» **Exercise**: Say how many lines contain the word "JSON". Only the number should be given.

» **Source material**:
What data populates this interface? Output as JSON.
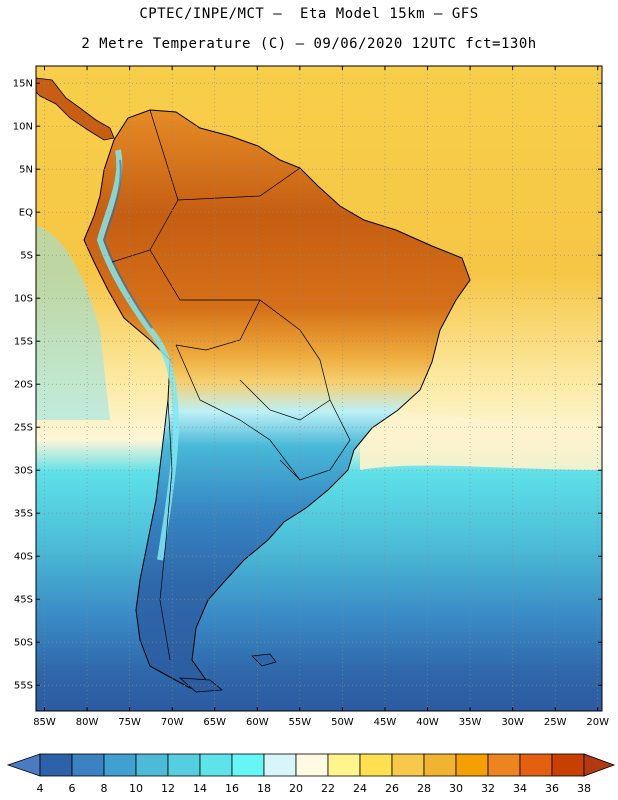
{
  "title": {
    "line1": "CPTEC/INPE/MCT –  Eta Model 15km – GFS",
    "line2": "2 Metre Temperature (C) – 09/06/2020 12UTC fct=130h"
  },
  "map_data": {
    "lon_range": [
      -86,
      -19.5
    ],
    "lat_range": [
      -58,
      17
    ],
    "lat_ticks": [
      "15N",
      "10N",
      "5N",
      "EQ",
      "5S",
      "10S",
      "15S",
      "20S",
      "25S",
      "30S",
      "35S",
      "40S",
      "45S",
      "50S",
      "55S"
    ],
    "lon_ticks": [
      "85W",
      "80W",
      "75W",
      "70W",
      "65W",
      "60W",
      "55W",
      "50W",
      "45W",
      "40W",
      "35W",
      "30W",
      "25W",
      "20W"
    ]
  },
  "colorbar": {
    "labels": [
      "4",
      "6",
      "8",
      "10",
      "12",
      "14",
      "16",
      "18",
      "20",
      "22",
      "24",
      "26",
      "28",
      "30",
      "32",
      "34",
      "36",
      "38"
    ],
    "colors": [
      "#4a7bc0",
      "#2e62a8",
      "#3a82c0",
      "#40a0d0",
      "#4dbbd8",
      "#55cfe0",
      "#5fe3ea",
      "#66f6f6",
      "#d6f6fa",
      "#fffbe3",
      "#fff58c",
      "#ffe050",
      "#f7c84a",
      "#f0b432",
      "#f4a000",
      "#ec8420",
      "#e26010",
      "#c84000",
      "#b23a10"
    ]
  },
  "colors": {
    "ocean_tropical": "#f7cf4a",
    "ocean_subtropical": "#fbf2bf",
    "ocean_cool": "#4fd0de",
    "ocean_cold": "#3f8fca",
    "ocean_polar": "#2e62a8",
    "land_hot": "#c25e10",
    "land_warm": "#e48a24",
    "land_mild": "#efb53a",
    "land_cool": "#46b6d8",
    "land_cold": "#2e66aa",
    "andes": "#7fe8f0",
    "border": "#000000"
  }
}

==

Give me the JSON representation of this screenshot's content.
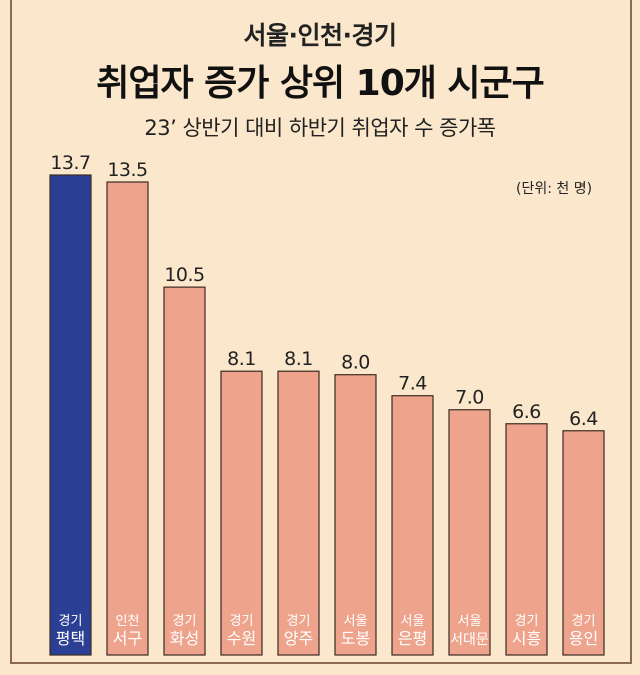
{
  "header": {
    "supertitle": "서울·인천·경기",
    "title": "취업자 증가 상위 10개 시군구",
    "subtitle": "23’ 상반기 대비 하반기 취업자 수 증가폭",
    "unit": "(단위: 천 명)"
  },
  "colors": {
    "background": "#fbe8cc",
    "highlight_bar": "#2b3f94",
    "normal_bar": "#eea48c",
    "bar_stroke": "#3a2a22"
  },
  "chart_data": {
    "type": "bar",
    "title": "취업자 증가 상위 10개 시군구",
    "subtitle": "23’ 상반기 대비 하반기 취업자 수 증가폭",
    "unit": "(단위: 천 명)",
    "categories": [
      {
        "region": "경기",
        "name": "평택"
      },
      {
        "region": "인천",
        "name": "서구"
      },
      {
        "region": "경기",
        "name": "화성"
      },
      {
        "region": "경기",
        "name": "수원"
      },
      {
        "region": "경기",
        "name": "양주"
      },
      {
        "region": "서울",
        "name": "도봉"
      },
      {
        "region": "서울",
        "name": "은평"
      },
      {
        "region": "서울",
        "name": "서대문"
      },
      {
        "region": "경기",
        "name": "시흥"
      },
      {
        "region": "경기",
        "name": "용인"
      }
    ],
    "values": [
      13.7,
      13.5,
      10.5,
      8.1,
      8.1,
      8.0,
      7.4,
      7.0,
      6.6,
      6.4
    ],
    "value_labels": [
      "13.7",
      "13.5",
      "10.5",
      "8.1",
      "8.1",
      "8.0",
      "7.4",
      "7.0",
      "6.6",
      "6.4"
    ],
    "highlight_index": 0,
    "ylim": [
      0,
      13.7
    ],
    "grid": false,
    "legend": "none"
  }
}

» **Written answer**: 2